Records supplied
#####

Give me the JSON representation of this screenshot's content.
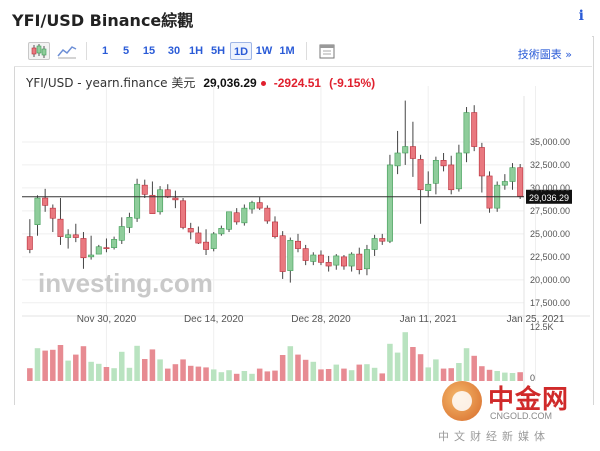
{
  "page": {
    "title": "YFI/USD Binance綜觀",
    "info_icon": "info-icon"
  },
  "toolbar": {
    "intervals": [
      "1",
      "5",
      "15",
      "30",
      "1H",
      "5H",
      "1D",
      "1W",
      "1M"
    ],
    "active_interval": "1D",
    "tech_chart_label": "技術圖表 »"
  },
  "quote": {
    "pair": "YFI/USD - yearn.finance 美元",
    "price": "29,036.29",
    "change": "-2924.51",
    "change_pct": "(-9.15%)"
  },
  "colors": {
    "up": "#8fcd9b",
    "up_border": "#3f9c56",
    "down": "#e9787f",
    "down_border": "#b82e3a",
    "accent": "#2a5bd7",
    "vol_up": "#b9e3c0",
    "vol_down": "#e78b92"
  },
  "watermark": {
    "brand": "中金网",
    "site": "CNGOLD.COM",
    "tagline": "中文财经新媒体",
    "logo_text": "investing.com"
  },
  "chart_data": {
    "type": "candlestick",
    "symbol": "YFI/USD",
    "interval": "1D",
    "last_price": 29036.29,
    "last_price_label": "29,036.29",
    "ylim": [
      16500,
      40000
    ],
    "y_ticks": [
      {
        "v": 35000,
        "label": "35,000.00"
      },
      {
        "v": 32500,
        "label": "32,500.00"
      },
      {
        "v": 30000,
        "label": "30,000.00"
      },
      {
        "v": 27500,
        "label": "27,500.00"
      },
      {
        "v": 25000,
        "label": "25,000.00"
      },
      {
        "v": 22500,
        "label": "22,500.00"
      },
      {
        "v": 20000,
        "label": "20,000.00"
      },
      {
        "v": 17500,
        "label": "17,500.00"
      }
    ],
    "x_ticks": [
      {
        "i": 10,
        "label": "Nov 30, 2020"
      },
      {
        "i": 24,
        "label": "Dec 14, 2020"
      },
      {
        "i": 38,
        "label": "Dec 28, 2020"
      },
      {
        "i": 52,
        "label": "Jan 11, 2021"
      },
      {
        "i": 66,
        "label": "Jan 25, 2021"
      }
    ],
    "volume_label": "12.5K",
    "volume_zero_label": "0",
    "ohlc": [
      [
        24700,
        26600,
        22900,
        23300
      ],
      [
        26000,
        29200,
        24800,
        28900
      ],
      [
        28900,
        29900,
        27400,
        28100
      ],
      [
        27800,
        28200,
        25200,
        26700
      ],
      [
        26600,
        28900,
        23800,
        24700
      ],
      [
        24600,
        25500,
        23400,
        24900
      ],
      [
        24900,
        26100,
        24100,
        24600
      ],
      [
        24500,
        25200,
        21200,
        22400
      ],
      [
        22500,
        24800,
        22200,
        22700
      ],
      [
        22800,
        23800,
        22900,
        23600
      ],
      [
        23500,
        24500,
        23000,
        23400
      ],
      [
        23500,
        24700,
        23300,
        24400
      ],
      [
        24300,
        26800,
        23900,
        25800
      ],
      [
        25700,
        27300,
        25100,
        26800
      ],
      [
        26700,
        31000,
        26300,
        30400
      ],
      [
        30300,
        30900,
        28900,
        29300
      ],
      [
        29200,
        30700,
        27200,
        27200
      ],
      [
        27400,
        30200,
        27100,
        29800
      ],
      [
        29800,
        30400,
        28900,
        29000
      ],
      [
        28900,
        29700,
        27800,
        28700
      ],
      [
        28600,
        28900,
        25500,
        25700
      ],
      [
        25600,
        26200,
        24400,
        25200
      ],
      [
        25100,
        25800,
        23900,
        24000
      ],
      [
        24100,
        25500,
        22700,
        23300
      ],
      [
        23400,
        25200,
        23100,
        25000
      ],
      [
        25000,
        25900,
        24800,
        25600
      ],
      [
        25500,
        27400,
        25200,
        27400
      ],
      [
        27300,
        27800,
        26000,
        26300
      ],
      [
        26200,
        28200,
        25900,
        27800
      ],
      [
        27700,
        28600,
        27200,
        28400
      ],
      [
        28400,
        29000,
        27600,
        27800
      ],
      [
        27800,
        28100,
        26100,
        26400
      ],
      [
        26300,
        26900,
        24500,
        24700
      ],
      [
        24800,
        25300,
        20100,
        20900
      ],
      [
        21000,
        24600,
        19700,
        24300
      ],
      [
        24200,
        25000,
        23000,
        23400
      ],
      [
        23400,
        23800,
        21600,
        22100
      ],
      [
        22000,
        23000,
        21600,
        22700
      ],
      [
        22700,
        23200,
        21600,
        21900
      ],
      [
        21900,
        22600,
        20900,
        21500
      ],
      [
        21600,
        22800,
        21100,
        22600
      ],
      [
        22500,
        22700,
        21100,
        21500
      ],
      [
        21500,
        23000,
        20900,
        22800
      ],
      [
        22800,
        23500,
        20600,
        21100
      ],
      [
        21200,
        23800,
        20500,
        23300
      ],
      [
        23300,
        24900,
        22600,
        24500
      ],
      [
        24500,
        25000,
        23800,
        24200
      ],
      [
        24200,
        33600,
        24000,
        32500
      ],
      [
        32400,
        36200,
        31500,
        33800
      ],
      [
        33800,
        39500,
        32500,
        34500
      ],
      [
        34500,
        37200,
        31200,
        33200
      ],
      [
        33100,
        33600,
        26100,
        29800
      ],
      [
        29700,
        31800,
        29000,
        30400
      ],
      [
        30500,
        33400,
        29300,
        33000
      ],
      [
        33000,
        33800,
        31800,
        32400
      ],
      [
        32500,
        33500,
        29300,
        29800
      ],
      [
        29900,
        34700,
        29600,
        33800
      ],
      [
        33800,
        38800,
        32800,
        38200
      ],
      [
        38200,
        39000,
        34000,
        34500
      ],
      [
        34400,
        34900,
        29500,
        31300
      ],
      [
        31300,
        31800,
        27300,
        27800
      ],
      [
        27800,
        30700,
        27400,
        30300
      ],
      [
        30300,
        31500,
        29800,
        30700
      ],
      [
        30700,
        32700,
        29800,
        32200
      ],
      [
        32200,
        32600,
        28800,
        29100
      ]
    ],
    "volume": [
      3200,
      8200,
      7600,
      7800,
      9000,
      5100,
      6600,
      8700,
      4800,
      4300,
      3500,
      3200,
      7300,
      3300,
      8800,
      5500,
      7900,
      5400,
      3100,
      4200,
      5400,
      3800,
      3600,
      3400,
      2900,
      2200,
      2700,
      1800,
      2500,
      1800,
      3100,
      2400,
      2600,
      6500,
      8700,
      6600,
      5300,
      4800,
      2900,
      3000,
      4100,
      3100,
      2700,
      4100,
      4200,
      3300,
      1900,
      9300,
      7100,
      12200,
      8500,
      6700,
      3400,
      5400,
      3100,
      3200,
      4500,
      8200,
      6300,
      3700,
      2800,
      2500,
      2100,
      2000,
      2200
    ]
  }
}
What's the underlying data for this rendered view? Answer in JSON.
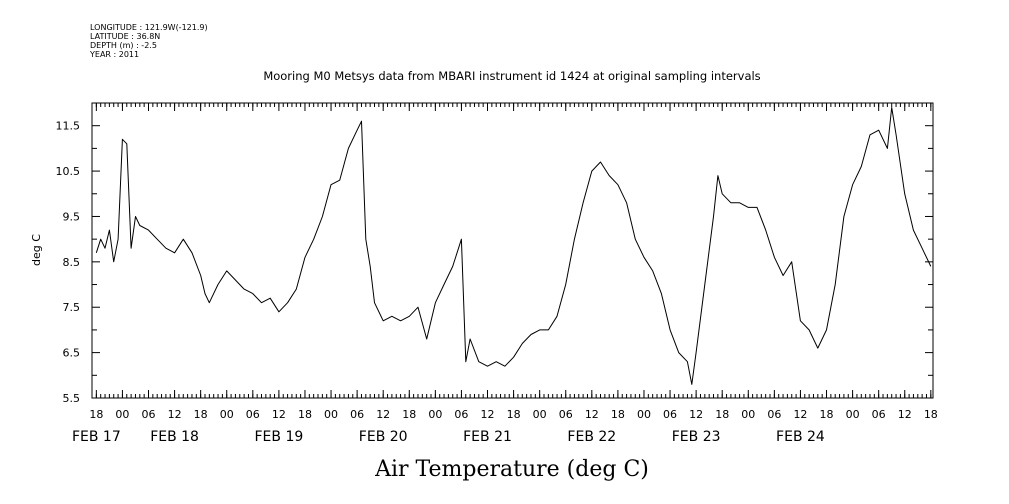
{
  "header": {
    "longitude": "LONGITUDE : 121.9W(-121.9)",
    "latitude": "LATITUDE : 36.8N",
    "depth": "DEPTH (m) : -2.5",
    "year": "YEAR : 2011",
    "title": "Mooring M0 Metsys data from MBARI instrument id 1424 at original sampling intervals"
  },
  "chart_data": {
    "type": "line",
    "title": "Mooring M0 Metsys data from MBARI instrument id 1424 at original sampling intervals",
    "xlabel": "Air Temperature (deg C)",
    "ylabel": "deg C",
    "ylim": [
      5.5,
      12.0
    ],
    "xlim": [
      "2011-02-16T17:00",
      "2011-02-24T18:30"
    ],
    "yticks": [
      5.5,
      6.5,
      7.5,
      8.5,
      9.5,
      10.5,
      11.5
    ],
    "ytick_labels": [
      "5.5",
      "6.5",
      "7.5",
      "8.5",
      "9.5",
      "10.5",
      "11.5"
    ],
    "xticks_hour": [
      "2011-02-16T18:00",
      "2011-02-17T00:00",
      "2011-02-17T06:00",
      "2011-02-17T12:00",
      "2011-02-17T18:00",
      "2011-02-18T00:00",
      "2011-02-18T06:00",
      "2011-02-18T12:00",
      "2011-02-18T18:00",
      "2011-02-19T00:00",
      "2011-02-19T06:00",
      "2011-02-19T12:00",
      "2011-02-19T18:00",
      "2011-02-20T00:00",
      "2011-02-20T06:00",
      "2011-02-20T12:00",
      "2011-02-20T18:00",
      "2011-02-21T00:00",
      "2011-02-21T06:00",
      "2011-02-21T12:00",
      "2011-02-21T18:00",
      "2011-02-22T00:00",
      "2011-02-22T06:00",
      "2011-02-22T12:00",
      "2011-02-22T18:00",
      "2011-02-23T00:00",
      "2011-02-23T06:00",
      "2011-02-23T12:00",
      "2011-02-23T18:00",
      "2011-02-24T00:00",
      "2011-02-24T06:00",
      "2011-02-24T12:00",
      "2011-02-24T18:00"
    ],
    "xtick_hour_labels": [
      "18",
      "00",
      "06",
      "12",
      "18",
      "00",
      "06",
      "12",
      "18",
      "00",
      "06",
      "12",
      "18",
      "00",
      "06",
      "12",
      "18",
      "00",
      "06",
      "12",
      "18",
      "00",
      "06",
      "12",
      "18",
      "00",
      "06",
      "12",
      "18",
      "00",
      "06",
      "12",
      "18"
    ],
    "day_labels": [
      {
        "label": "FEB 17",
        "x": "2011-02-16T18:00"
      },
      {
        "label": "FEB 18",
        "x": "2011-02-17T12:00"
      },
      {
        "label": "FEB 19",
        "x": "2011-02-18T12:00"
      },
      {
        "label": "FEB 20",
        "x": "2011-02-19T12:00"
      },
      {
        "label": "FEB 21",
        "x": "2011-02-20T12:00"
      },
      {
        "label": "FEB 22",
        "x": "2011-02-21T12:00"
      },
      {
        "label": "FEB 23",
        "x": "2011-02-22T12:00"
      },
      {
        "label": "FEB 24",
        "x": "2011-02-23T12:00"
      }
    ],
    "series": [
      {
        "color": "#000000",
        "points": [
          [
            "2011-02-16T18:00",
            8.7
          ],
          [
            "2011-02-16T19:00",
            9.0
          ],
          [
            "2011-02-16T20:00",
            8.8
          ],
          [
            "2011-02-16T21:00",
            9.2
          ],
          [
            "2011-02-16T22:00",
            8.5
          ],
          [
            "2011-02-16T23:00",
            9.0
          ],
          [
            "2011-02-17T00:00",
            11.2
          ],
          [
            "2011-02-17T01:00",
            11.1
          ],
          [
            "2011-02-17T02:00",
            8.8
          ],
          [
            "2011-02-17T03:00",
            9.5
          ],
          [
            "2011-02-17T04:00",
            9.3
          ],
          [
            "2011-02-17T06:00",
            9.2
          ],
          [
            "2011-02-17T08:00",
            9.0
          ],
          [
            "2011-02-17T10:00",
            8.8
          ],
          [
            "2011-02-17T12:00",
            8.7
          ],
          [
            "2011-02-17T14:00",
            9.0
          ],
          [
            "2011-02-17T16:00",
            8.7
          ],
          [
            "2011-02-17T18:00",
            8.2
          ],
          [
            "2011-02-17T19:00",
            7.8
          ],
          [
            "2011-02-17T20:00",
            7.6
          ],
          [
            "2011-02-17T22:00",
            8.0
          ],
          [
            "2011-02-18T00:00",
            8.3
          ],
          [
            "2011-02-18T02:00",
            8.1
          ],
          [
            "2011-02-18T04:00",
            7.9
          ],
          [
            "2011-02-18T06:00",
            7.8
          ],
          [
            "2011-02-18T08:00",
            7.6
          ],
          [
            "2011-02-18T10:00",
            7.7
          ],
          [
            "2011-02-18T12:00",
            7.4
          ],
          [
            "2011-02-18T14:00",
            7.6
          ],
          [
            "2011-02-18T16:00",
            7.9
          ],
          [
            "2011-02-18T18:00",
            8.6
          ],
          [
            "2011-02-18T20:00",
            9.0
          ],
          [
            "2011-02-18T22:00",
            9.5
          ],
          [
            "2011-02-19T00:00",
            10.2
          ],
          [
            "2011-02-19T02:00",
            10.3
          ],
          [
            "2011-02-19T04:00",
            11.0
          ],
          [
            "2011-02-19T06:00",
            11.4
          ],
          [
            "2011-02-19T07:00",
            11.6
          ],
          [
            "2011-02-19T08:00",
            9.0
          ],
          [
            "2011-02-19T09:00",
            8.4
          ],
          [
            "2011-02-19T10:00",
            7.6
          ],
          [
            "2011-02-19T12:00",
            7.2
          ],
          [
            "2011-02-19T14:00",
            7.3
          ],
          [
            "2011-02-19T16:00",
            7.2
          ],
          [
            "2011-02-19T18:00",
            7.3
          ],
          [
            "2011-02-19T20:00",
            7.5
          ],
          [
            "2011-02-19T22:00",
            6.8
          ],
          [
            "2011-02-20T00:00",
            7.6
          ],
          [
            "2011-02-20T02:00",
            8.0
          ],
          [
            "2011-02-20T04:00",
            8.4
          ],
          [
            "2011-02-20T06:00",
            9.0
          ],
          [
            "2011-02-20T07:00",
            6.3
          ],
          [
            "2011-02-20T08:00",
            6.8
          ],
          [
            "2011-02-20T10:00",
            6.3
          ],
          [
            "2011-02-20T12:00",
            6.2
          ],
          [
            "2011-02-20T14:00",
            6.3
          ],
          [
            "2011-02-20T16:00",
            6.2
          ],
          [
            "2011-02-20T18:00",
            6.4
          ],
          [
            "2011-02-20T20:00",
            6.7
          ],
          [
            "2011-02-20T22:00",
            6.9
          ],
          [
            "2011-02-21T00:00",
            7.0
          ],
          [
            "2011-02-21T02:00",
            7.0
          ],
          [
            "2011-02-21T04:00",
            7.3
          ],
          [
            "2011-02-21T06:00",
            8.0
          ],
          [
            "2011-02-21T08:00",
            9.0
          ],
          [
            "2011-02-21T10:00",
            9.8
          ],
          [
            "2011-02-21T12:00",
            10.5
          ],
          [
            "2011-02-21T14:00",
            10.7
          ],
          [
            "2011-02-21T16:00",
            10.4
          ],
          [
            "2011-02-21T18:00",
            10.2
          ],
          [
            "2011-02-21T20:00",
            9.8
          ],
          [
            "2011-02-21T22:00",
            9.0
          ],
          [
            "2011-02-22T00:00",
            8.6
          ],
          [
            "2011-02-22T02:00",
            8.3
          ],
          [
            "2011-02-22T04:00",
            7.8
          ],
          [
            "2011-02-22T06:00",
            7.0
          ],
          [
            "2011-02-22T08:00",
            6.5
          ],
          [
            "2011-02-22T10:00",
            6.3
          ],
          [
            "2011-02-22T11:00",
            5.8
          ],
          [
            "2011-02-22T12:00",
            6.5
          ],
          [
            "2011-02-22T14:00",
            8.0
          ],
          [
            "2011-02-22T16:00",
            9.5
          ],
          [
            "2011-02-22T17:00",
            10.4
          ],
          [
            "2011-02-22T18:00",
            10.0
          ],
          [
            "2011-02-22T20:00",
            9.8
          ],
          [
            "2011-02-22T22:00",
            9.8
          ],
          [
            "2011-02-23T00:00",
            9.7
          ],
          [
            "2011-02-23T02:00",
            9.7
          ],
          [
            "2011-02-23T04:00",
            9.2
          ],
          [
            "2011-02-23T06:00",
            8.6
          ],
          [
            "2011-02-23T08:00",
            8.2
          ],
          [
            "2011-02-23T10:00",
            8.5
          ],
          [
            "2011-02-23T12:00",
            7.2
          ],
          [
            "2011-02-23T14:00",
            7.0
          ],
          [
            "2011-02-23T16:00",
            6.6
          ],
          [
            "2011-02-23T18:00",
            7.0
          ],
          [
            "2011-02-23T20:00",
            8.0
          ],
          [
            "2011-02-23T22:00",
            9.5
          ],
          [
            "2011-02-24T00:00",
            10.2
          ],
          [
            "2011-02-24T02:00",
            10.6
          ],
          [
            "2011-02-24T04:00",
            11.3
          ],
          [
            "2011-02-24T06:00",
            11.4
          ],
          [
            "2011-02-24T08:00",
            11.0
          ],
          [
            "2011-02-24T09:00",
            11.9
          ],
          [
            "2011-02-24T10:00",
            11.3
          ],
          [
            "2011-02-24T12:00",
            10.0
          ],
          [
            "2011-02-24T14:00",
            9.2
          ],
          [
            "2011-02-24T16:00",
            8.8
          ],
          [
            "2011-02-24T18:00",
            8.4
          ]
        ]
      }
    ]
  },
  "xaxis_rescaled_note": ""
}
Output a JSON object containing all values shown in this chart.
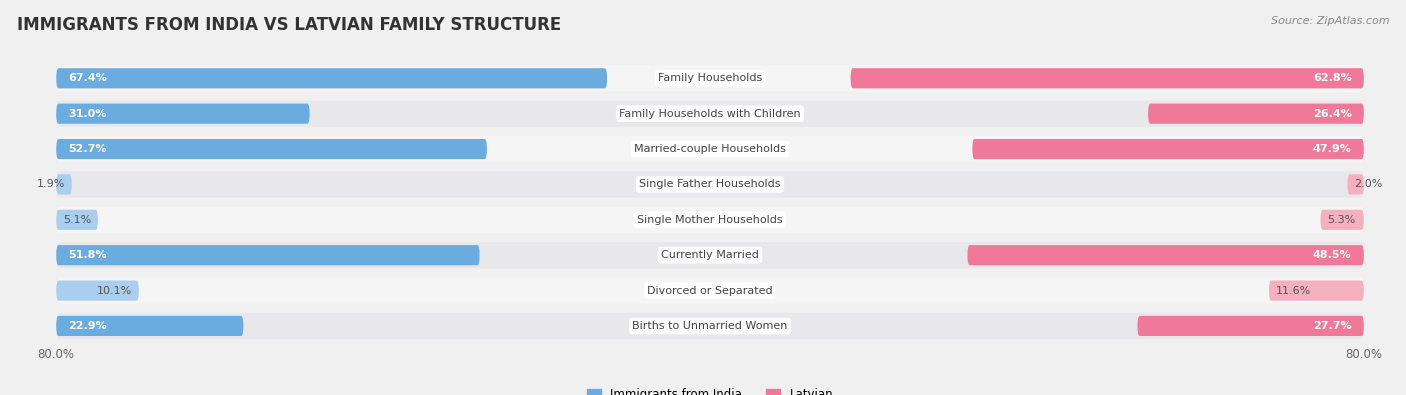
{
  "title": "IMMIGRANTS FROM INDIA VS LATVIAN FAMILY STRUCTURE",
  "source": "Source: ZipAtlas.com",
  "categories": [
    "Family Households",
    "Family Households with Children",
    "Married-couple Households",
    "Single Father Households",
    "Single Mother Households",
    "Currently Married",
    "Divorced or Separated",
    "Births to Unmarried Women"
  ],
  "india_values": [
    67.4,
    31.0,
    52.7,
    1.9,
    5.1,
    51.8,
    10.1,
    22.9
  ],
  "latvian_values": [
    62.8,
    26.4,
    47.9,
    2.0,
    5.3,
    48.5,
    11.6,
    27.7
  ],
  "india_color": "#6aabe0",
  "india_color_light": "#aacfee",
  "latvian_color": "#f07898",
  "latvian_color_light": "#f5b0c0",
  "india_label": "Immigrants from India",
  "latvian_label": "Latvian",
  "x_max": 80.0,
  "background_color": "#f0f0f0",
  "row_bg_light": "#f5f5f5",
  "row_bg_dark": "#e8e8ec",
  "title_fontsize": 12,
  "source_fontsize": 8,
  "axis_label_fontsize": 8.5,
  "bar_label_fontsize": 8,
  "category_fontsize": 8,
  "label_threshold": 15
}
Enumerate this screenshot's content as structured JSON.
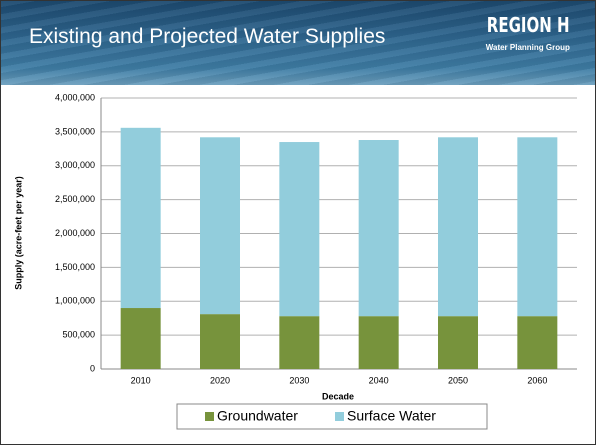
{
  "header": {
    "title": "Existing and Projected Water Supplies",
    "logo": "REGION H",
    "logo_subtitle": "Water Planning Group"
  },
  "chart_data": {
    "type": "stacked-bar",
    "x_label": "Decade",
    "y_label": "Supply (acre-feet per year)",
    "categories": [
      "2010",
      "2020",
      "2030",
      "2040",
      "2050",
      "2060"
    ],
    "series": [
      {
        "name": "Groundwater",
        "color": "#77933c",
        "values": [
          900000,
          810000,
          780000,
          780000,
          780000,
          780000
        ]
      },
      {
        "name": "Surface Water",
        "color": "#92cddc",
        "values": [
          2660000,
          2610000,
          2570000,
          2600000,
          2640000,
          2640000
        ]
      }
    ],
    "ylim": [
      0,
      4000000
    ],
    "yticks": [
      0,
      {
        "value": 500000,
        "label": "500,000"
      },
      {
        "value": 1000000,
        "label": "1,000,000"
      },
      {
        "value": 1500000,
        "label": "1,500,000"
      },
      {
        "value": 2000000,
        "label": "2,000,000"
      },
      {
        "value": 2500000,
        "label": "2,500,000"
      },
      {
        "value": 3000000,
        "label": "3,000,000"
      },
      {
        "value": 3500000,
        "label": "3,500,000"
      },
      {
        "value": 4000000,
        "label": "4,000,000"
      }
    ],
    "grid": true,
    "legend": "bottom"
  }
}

#####

Task directions
Find the lines holding "original" and list every one.

Task answer
    "title": "Mooring M0 Metsys data from MBARI instrument id 1424 at original sampling intervals"
    "title": "Mooring M0 Metsys data from MBARI instrument id 1424 at original sampling intervals",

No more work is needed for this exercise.